[Records that describe figures]
>> START

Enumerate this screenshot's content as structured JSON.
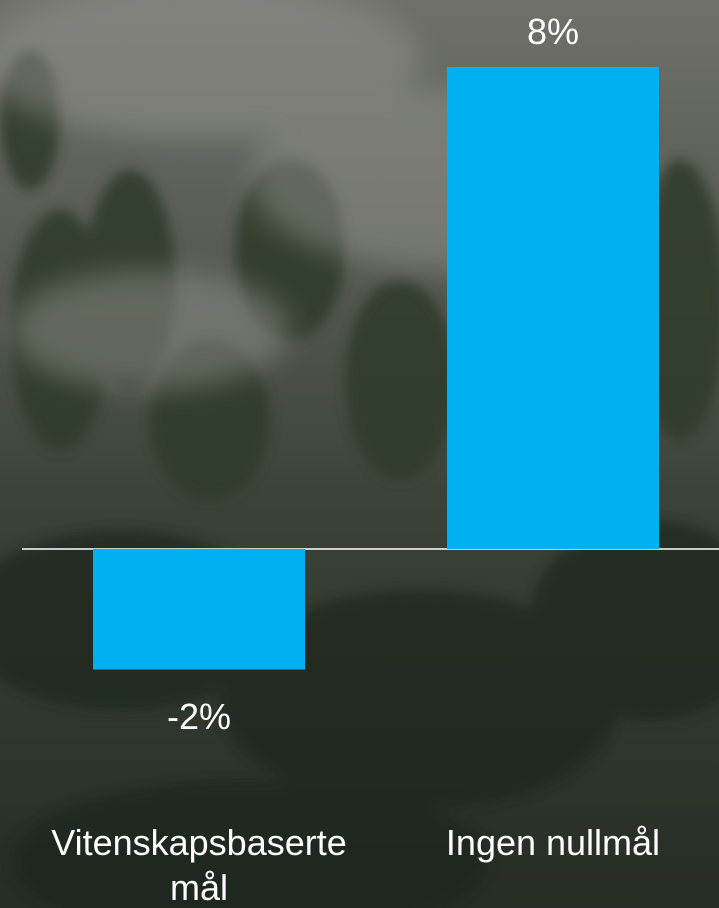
{
  "chart_data": {
    "type": "bar",
    "categories": [
      "Vitenskapsbaserte mål",
      "Ingen nullmål"
    ],
    "values": [
      -2,
      8
    ],
    "value_labels": [
      "-2%",
      "8%"
    ],
    "color": "#00b0f0"
  }
}
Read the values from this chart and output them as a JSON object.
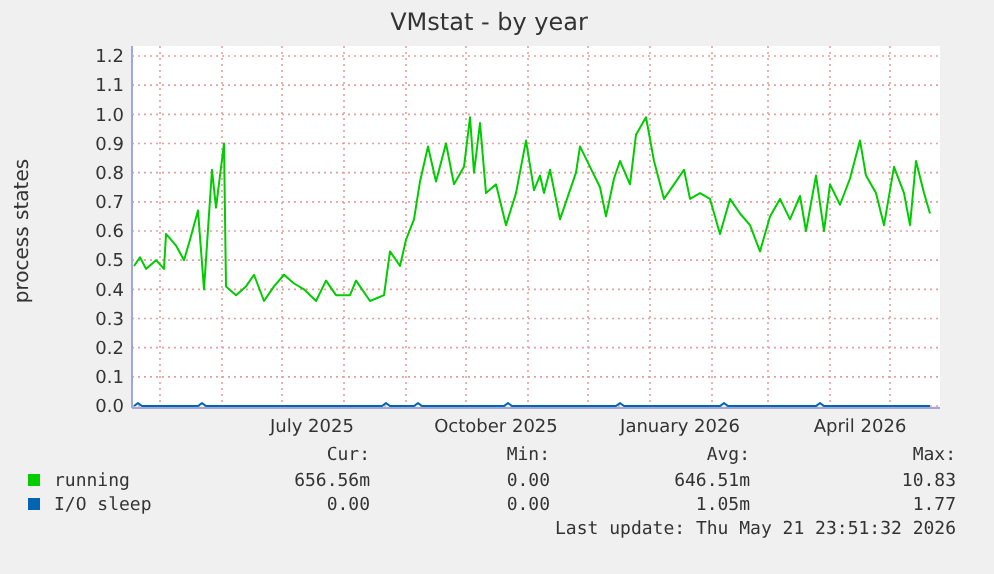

>> END

## WHAT IS BEING ASKED
Copy every line of the data exactly as written, excluding the pictures.

## OUTPUT FOR THIS EXERCISE
Enumerate this screenshot's content as structured JSON.
{
  "chart_data": {
    "type": "bar",
    "categories": [
      "Vitenskapsbaserte mål",
      "Ingen nullmål"
    ],
    "values": [
      -2,
      8
    ],
    "value_labels": [
      "-2%",
      "8%"
    ],
    "color": "#00b0f0"
  }
}
Read the values from this chart and output them as a JSON object.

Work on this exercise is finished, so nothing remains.